— PROBLEM —
Copy every line of the data exactly, leaving nothing out.

— INFORMATION GIVEN —
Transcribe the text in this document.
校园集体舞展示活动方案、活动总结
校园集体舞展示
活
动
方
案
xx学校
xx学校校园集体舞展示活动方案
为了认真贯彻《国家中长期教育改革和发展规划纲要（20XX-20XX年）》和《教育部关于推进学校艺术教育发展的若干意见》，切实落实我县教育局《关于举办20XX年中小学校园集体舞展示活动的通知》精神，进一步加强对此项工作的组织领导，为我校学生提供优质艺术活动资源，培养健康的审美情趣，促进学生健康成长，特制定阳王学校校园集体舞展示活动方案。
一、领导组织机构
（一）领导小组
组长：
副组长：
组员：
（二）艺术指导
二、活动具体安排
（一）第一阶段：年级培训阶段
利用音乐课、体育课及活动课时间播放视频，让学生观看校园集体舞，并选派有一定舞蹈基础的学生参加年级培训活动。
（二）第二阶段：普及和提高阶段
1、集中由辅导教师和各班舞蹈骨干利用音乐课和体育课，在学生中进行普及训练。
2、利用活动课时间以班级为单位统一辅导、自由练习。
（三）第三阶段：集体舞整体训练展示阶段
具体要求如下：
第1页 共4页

— EXERCISE RESULT —
Transcribe the text in this document.
校园集体舞展示活动方案、活动总结
校园集体舞展示
活
动
方
案
xx学校
xx学校校园集体舞展示活动方案
为了认真贯彻《国家中长期教育改革和发展规划纲要（20XX-20XX年）》和《教育部关于推进学校艺术教育发展的若干意见》，切实落实我县教育局《关于举办20XX年中小学校园集体舞展示活动的通知》精神，进一步加强对此项工作的组织领导，为我校学生提供优质艺术活动资源，培养健康的审美情趣，促进学生健康成长，特制定阳王学校校园集体舞展示活动方案。
一、领导组织机构
（一）领导小组
组长：
副组长：
组员：
（二）艺术指导
二、活动具体安排
（一）第一阶段：年级培训阶段
利用音乐课、体育课及活动课时间播放视频，让学生观看校园集体舞，并选派有一定舞蹈基础的学生参加年级培训活动。
（二）第二阶段：普及和提高阶段
1、集中由辅导教师和各班舞蹈骨干利用音乐课和体育课，在学生中进行普及训练。
2、利用活动课时间以班级为单位统一辅导、自由练习。
（三）第三阶段：集体舞整体训练展示阶段
具体要求如下：
第1页 共4页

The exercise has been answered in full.